→ **STATED EXERCISE**
Put the lines below into a JSON list of strings, one string per line, leaving out any blank lines.

→ **DATA EXTRACT**

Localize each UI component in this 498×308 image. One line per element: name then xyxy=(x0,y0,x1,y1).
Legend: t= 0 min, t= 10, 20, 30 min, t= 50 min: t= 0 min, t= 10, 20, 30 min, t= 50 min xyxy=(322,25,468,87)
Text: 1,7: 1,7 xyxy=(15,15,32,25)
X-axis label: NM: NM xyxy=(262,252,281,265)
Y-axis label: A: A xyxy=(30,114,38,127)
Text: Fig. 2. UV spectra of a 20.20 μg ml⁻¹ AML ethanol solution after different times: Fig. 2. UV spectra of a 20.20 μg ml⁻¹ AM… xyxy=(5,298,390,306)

→ **OUTPUT OF THE EXERCISE**
[
  "Localize each UI component in this 498×308 image. One line per element: name then xyxy=(x0,y0,x1,y1).",
  "Legend: t= 0 min, t= 10, 20, 30 min, t= 50 min: t= 0 min, t= 10, 20, 30 min, t= 50 min xyxy=(322,25,468,87)",
  "Text: 1,7: 1,7 xyxy=(15,15,32,25)",
  "X-axis label: NM: NM xyxy=(262,252,281,265)",
  "Y-axis label: A: A xyxy=(30,114,38,127)",
  "Text: Fig. 2. UV spectra of a 20.20 μg ml⁻¹ AML ethanol solution after different times: Fig. 2. UV spectra of a 20.20 μg ml⁻¹ AM… xyxy=(5,298,390,306)"
]